Your goal: Copy out, unchanged, the lines of the records that start with the line containing "review-score-cell bbox=[278, 381, 304, 465]" and end with the line containing "self-score-cell: 1 bbox=[257, 537, 278, 597]", both of those lines included.

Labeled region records

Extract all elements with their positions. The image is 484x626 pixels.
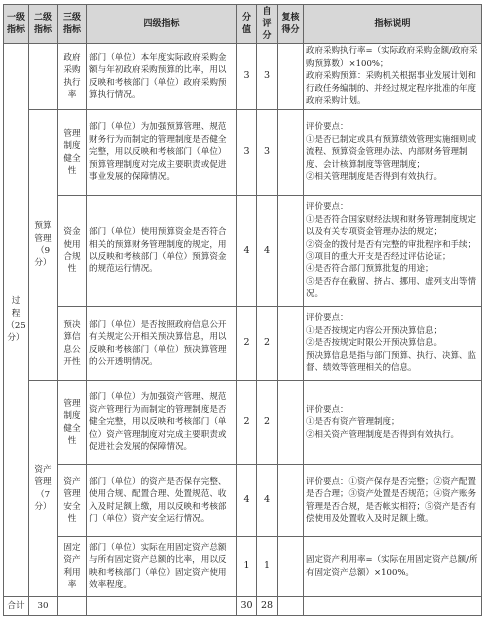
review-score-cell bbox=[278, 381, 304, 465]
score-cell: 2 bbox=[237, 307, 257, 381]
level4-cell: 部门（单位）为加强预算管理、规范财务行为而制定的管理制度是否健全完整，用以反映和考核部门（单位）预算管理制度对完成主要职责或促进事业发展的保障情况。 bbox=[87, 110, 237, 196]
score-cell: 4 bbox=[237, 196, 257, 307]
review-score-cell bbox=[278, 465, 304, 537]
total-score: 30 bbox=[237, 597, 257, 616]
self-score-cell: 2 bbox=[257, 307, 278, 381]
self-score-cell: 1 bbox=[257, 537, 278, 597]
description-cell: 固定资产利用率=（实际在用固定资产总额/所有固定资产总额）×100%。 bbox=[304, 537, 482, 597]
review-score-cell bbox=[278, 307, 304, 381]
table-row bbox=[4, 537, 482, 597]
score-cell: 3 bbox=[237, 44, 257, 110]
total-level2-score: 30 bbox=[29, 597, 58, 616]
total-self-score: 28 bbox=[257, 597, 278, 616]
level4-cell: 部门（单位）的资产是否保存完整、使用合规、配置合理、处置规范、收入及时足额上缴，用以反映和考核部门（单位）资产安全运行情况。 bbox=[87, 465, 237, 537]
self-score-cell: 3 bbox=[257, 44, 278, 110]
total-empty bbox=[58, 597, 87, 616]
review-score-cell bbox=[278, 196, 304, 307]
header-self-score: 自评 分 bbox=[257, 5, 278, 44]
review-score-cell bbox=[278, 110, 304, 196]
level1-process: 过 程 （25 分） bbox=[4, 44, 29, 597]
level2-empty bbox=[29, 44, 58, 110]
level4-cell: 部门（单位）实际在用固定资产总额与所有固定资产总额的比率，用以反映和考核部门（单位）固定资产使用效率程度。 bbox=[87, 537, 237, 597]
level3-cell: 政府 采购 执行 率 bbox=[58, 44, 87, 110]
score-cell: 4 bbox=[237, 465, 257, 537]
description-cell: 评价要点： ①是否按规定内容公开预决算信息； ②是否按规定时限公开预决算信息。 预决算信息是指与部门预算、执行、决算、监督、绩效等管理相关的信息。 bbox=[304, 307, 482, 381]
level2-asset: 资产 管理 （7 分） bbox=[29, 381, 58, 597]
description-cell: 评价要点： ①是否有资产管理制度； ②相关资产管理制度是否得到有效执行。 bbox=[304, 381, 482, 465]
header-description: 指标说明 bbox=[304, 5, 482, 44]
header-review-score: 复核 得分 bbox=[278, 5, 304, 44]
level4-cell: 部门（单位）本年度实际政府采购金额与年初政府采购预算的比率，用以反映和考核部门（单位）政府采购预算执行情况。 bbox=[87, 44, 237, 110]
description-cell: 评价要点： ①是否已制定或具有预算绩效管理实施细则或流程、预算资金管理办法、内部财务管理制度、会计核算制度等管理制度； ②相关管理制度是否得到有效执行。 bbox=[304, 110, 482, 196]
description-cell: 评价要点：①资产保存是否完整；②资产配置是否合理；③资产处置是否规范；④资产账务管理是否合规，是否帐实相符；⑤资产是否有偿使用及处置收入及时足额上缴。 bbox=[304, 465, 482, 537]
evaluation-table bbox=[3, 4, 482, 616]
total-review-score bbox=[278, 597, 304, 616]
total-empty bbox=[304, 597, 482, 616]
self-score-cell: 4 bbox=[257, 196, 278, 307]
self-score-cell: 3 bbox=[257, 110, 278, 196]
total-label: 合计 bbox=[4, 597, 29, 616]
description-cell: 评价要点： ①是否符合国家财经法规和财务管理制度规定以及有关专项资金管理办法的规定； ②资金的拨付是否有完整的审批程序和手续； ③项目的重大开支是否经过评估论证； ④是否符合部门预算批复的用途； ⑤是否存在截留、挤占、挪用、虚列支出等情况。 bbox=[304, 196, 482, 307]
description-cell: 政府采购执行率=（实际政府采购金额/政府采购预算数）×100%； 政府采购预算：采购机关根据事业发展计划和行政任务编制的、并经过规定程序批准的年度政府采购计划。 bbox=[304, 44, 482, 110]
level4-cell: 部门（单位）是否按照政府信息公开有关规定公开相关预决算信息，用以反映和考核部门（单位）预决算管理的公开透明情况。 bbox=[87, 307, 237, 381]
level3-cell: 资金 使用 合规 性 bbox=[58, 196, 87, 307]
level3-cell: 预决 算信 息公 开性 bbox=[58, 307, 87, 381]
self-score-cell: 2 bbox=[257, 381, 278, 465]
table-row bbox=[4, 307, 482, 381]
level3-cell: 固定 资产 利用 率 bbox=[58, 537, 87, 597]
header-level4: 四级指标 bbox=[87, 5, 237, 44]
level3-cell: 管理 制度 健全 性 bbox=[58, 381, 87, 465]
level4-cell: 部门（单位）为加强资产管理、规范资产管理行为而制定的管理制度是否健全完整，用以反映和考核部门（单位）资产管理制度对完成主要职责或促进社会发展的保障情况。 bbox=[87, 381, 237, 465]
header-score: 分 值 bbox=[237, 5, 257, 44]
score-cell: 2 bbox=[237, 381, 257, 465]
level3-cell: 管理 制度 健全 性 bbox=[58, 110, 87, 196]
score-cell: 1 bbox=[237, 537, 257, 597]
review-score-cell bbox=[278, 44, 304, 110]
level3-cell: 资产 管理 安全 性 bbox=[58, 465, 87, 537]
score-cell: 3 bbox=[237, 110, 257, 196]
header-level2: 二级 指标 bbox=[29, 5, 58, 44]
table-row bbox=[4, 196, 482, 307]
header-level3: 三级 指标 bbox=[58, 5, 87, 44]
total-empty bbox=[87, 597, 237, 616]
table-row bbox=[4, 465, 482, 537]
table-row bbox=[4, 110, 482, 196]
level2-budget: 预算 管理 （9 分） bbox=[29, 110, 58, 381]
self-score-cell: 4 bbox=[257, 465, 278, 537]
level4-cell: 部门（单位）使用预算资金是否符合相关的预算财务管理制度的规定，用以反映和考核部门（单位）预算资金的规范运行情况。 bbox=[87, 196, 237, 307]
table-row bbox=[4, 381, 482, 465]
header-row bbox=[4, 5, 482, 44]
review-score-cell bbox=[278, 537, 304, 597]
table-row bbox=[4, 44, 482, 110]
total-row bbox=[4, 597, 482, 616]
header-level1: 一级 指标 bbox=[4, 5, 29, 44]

Solution to this task:
review-score-cell bbox=[278, 381, 304, 465]
score-cell: 2 bbox=[237, 307, 257, 381]
level4-cell: 部门（单位）为加强预算管理、规范财务行为而制定的管理制度是否健全完整，用以反映和考核部门（单位）预算管理制度对完成主要职责或促进事业发展的保障情况。 bbox=[87, 110, 237, 196]
score-cell: 4 bbox=[237, 196, 257, 307]
review-score-cell bbox=[278, 465, 304, 537]
total-score: 30 bbox=[237, 597, 257, 616]
self-score-cell: 2 bbox=[257, 307, 278, 381]
self-score-cell: 1 bbox=[257, 537, 278, 597]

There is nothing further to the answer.